- [TASK DETAILS]
Images are not part of the copy; transcribe all the data exactly.

+++ RECORDS FOR THIS EXERCISE

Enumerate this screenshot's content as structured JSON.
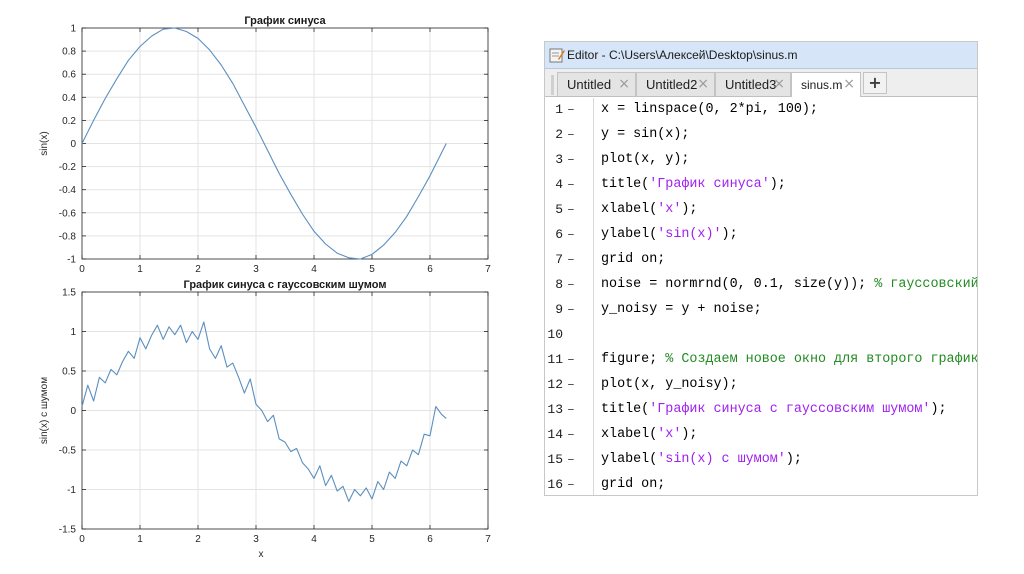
{
  "chart_data": [
    {
      "type": "line",
      "title": "График синуса",
      "xlabel": "",
      "ylabel": "sin(x)",
      "xlim": [
        0,
        7
      ],
      "ylim": [
        -1,
        1
      ],
      "xticks": [
        "0",
        "1",
        "2",
        "3",
        "4",
        "5",
        "6",
        "7"
      ],
      "yticks": [
        "-1",
        "-0.8",
        "-0.6",
        "-0.4",
        "-0.2",
        "0",
        "0.2",
        "0.4",
        "0.6",
        "0.8",
        "1"
      ],
      "grid": true,
      "line_color": "#5b8fbf",
      "series": [
        {
          "x": [
            0,
            0.2,
            0.4,
            0.6,
            0.8,
            1.0,
            1.2,
            1.4,
            1.6,
            1.8,
            2.0,
            2.2,
            2.4,
            2.6,
            2.8,
            3.0,
            3.2,
            3.4,
            3.6,
            3.8,
            4.0,
            4.2,
            4.4,
            4.6,
            4.8,
            5.0,
            5.2,
            5.4,
            5.6,
            5.8,
            6.0,
            6.2,
            6.28
          ],
          "y": [
            0,
            0.2,
            0.39,
            0.56,
            0.72,
            0.84,
            0.93,
            0.99,
            1.0,
            0.97,
            0.91,
            0.81,
            0.68,
            0.52,
            0.33,
            0.14,
            -0.06,
            -0.26,
            -0.44,
            -0.61,
            -0.76,
            -0.87,
            -0.95,
            -0.99,
            -1.0,
            -0.96,
            -0.88,
            -0.77,
            -0.63,
            -0.46,
            -0.28,
            -0.08,
            0
          ]
        }
      ]
    },
    {
      "type": "line",
      "title": "График синуса с гауссовским шумом",
      "xlabel": "x",
      "ylabel": "sin(x) с шумом",
      "xlim": [
        0,
        7
      ],
      "ylim": [
        -1.5,
        1.5
      ],
      "xticks": [
        "0",
        "1",
        "2",
        "3",
        "4",
        "5",
        "6",
        "7"
      ],
      "yticks": [
        "-1.5",
        "-1",
        "-0.5",
        "0",
        "0.5",
        "1",
        "1.5"
      ],
      "grid": true,
      "line_color": "#5b8fbf",
      "series": [
        {
          "x": [
            0,
            0.1,
            0.2,
            0.3,
            0.4,
            0.5,
            0.6,
            0.7,
            0.8,
            0.9,
            1.0,
            1.1,
            1.2,
            1.3,
            1.4,
            1.5,
            1.6,
            1.7,
            1.8,
            1.9,
            2.0,
            2.1,
            2.2,
            2.3,
            2.4,
            2.5,
            2.6,
            2.7,
            2.8,
            2.9,
            3.0,
            3.1,
            3.2,
            3.3,
            3.4,
            3.5,
            3.6,
            3.7,
            3.8,
            3.9,
            4.0,
            4.1,
            4.2,
            4.3,
            4.4,
            4.5,
            4.6,
            4.7,
            4.8,
            4.9,
            5.0,
            5.1,
            5.2,
            5.3,
            5.4,
            5.5,
            5.6,
            5.7,
            5.8,
            5.9,
            6.0,
            6.1,
            6.2,
            6.28
          ],
          "y": [
            0.05,
            0.32,
            0.12,
            0.42,
            0.35,
            0.52,
            0.45,
            0.62,
            0.75,
            0.66,
            0.92,
            0.78,
            0.95,
            1.08,
            0.9,
            1.06,
            0.96,
            1.08,
            0.86,
            1.0,
            0.9,
            1.12,
            0.78,
            0.66,
            0.82,
            0.55,
            0.6,
            0.42,
            0.22,
            0.4,
            0.08,
            0.0,
            -0.14,
            -0.06,
            -0.36,
            -0.4,
            -0.52,
            -0.48,
            -0.66,
            -0.74,
            -0.86,
            -0.7,
            -0.95,
            -0.82,
            -1.02,
            -0.96,
            -1.15,
            -1.0,
            -1.08,
            -0.98,
            -1.12,
            -0.9,
            -1.0,
            -0.78,
            -0.86,
            -0.64,
            -0.7,
            -0.5,
            -0.56,
            -0.3,
            -0.32,
            0.05,
            -0.05,
            -0.1
          ]
        }
      ]
    }
  ],
  "editor": {
    "title": "Editor - C:\\Users\\Алексей\\Desktop\\sinus.m",
    "tabs": [
      {
        "label": "Untitled",
        "close": "×"
      },
      {
        "label": "Untitled2",
        "close": "×"
      },
      {
        "label": "Untitled3",
        "close": "×"
      },
      {
        "label": "sinus.m",
        "close": "×"
      }
    ],
    "add_tab": "+",
    "line_dash": "–",
    "lines": [
      {
        "num": "1",
        "parts": [
          {
            "t": "x = linspace(0, 2*pi, 100);",
            "k": "code"
          }
        ]
      },
      {
        "num": "2",
        "parts": [
          {
            "t": "y = sin(x);",
            "k": "code"
          }
        ]
      },
      {
        "num": "3",
        "parts": [
          {
            "t": "plot(x, y);",
            "k": "code"
          }
        ]
      },
      {
        "num": "4",
        "parts": [
          {
            "t": "title(",
            "k": "code"
          },
          {
            "t": "'График синуса'",
            "k": "str"
          },
          {
            "t": ");",
            "k": "code"
          }
        ]
      },
      {
        "num": "5",
        "parts": [
          {
            "t": "xlabel(",
            "k": "code"
          },
          {
            "t": "'x'",
            "k": "str"
          },
          {
            "t": ");",
            "k": "code"
          }
        ]
      },
      {
        "num": "6",
        "parts": [
          {
            "t": "ylabel(",
            "k": "code"
          },
          {
            "t": "'sin(x)'",
            "k": "str"
          },
          {
            "t": ");",
            "k": "code"
          }
        ]
      },
      {
        "num": "7",
        "parts": [
          {
            "t": "grid on;",
            "k": "code"
          }
        ]
      },
      {
        "num": "8",
        "parts": [
          {
            "t": "noise = normrnd(0, 0.1, size(y)); ",
            "k": "code"
          },
          {
            "t": "% гауссовский шум",
            "k": "com"
          }
        ]
      },
      {
        "num": "9",
        "parts": [
          {
            "t": "y_noisy = y + noise;",
            "k": "code"
          }
        ]
      },
      {
        "num": "10",
        "parts": []
      },
      {
        "num": "11",
        "parts": [
          {
            "t": "figure; ",
            "k": "code"
          },
          {
            "t": "% Создаем новое окно для второго графика",
            "k": "com"
          }
        ]
      },
      {
        "num": "12",
        "parts": [
          {
            "t": "plot(x, y_noisy);",
            "k": "code"
          }
        ]
      },
      {
        "num": "13",
        "parts": [
          {
            "t": "title(",
            "k": "code"
          },
          {
            "t": "'График синуса с гауссовским шумом'",
            "k": "str"
          },
          {
            "t": ");",
            "k": "code"
          }
        ]
      },
      {
        "num": "14",
        "parts": [
          {
            "t": "xlabel(",
            "k": "code"
          },
          {
            "t": "'x'",
            "k": "str"
          },
          {
            "t": ");",
            "k": "code"
          }
        ]
      },
      {
        "num": "15",
        "parts": [
          {
            "t": "ylabel(",
            "k": "code"
          },
          {
            "t": "'sin(x) с шумом'",
            "k": "str"
          },
          {
            "t": ");",
            "k": "code"
          }
        ]
      },
      {
        "num": "16",
        "parts": [
          {
            "t": "grid on;",
            "k": "code"
          }
        ]
      }
    ]
  }
}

++++++

- [FINAL ANSWER]
Enumerate this screenshot's content as structured JSON.
{
  "chart_data": [
    {
      "type": "line",
      "title": "График синуса",
      "xlabel": "",
      "ylabel": "sin(x)",
      "xlim": [
        0,
        7
      ],
      "ylim": [
        -1,
        1
      ],
      "xticks": [
        "0",
        "1",
        "2",
        "3",
        "4",
        "5",
        "6",
        "7"
      ],
      "yticks": [
        "-1",
        "-0.8",
        "-0.6",
        "-0.4",
        "-0.2",
        "0",
        "0.2",
        "0.4",
        "0.6",
        "0.8",
        "1"
      ],
      "grid": true,
      "line_color": "#5b8fbf",
      "series": [
        {
          "x": [
            0,
            0.2,
            0.4,
            0.6,
            0.8,
            1.0,
            1.2,
            1.4,
            1.6,
            1.8,
            2.0,
            2.2,
            2.4,
            2.6,
            2.8,
            3.0,
            3.2,
            3.4,
            3.6,
            3.8,
            4.0,
            4.2,
            4.4,
            4.6,
            4.8,
            5.0,
            5.2,
            5.4,
            5.6,
            5.8,
            6.0,
            6.2,
            6.28
          ],
          "y": [
            0,
            0.2,
            0.39,
            0.56,
            0.72,
            0.84,
            0.93,
            0.99,
            1.0,
            0.97,
            0.91,
            0.81,
            0.68,
            0.52,
            0.33,
            0.14,
            -0.06,
            -0.26,
            -0.44,
            -0.61,
            -0.76,
            -0.87,
            -0.95,
            -0.99,
            -1.0,
            -0.96,
            -0.88,
            -0.77,
            -0.63,
            -0.46,
            -0.28,
            -0.08,
            0
          ]
        }
      ]
    },
    {
      "type": "line",
      "title": "График синуса с гауссовским шумом",
      "xlabel": "x",
      "ylabel": "sin(x) с шумом",
      "xlim": [
        0,
        7
      ],
      "ylim": [
        -1.5,
        1.5
      ],
      "xticks": [
        "0",
        "1",
        "2",
        "3",
        "4",
        "5",
        "6",
        "7"
      ],
      "yticks": [
        "-1.5",
        "-1",
        "-0.5",
        "0",
        "0.5",
        "1",
        "1.5"
      ],
      "grid": true,
      "line_color": "#5b8fbf",
      "series": [
        {
          "x": [
            0,
            0.1,
            0.2,
            0.3,
            0.4,
            0.5,
            0.6,
            0.7,
            0.8,
            0.9,
            1.0,
            1.1,
            1.2,
            1.3,
            1.4,
            1.5,
            1.6,
            1.7,
            1.8,
            1.9,
            2.0,
            2.1,
            2.2,
            2.3,
            2.4,
            2.5,
            2.6,
            2.7,
            2.8,
            2.9,
            3.0,
            3.1,
            3.2,
            3.3,
            3.4,
            3.5,
            3.6,
            3.7,
            3.8,
            3.9,
            4.0,
            4.1,
            4.2,
            4.3,
            4.4,
            4.5,
            4.6,
            4.7,
            4.8,
            4.9,
            5.0,
            5.1,
            5.2,
            5.3,
            5.4,
            5.5,
            5.6,
            5.7,
            5.8,
            5.9,
            6.0,
            6.1,
            6.2,
            6.28
          ],
          "y": [
            0.05,
            0.32,
            0.12,
            0.42,
            0.35,
            0.52,
            0.45,
            0.62,
            0.75,
            0.66,
            0.92,
            0.78,
            0.95,
            1.08,
            0.9,
            1.06,
            0.96,
            1.08,
            0.86,
            1.0,
            0.9,
            1.12,
            0.78,
            0.66,
            0.82,
            0.55,
            0.6,
            0.42,
            0.22,
            0.4,
            0.08,
            0.0,
            -0.14,
            -0.06,
            -0.36,
            -0.4,
            -0.52,
            -0.48,
            -0.66,
            -0.74,
            -0.86,
            -0.7,
            -0.95,
            -0.82,
            -1.02,
            -0.96,
            -1.15,
            -1.0,
            -1.08,
            -0.98,
            -1.12,
            -0.9,
            -1.0,
            -0.78,
            -0.86,
            -0.64,
            -0.7,
            -0.5,
            -0.56,
            -0.3,
            -0.32,
            0.05,
            -0.05,
            -0.1
          ]
        }
      ]
    }
  ],
  "editor": {
    "title": "Editor - C:\\Users\\Алексей\\Desktop\\sinus.m",
    "tabs": [
      {
        "label": "Untitled",
        "close": "×"
      },
      {
        "label": "Untitled2",
        "close": "×"
      },
      {
        "label": "Untitled3",
        "close": "×"
      },
      {
        "label": "sinus.m",
        "close": "×"
      }
    ],
    "add_tab": "+",
    "line_dash": "–",
    "lines": [
      {
        "num": "1",
        "parts": [
          {
            "t": "x = linspace(0, 2*pi, 100);",
            "k": "code"
          }
        ]
      },
      {
        "num": "2",
        "parts": [
          {
            "t": "y = sin(x);",
            "k": "code"
          }
        ]
      },
      {
        "num": "3",
        "parts": [
          {
            "t": "plot(x, y);",
            "k": "code"
          }
        ]
      },
      {
        "num": "4",
        "parts": [
          {
            "t": "title(",
            "k": "code"
          },
          {
            "t": "'График синуса'",
            "k": "str"
          },
          {
            "t": ");",
            "k": "code"
          }
        ]
      },
      {
        "num": "5",
        "parts": [
          {
            "t": "xlabel(",
            "k": "code"
          },
          {
            "t": "'x'",
            "k": "str"
          },
          {
            "t": ");",
            "k": "code"
          }
        ]
      },
      {
        "num": "6",
        "parts": [
          {
            "t": "ylabel(",
            "k": "code"
          },
          {
            "t": "'sin(x)'",
            "k": "str"
          },
          {
            "t": ");",
            "k": "code"
          }
        ]
      },
      {
        "num": "7",
        "parts": [
          {
            "t": "grid on;",
            "k": "code"
          }
        ]
      },
      {
        "num": "8",
        "parts": [
          {
            "t": "noise = normrnd(0, 0.1, size(y)); ",
            "k": "code"
          },
          {
            "t": "% гауссовский шум",
            "k": "com"
          }
        ]
      },
      {
        "num": "9",
        "parts": [
          {
            "t": "y_noisy = y + noise;",
            "k": "code"
          }
        ]
      },
      {
        "num": "10",
        "parts": []
      },
      {
        "num": "11",
        "parts": [
          {
            "t": "figure; ",
            "k": "code"
          },
          {
            "t": "% Создаем новое окно для второго графика",
            "k": "com"
          }
        ]
      },
      {
        "num": "12",
        "parts": [
          {
            "t": "plot(x, y_noisy);",
            "k": "code"
          }
        ]
      },
      {
        "num": "13",
        "parts": [
          {
            "t": "title(",
            "k": "code"
          },
          {
            "t": "'График синуса с гауссовским шумом'",
            "k": "str"
          },
          {
            "t": ");",
            "k": "code"
          }
        ]
      },
      {
        "num": "14",
        "parts": [
          {
            "t": "xlabel(",
            "k": "code"
          },
          {
            "t": "'x'",
            "k": "str"
          },
          {
            "t": ");",
            "k": "code"
          }
        ]
      },
      {
        "num": "15",
        "parts": [
          {
            "t": "ylabel(",
            "k": "code"
          },
          {
            "t": "'sin(x) с шумом'",
            "k": "str"
          },
          {
            "t": ");",
            "k": "code"
          }
        ]
      },
      {
        "num": "16",
        "parts": [
          {
            "t": "grid on;",
            "k": "code"
          }
        ]
      }
    ]
  }
}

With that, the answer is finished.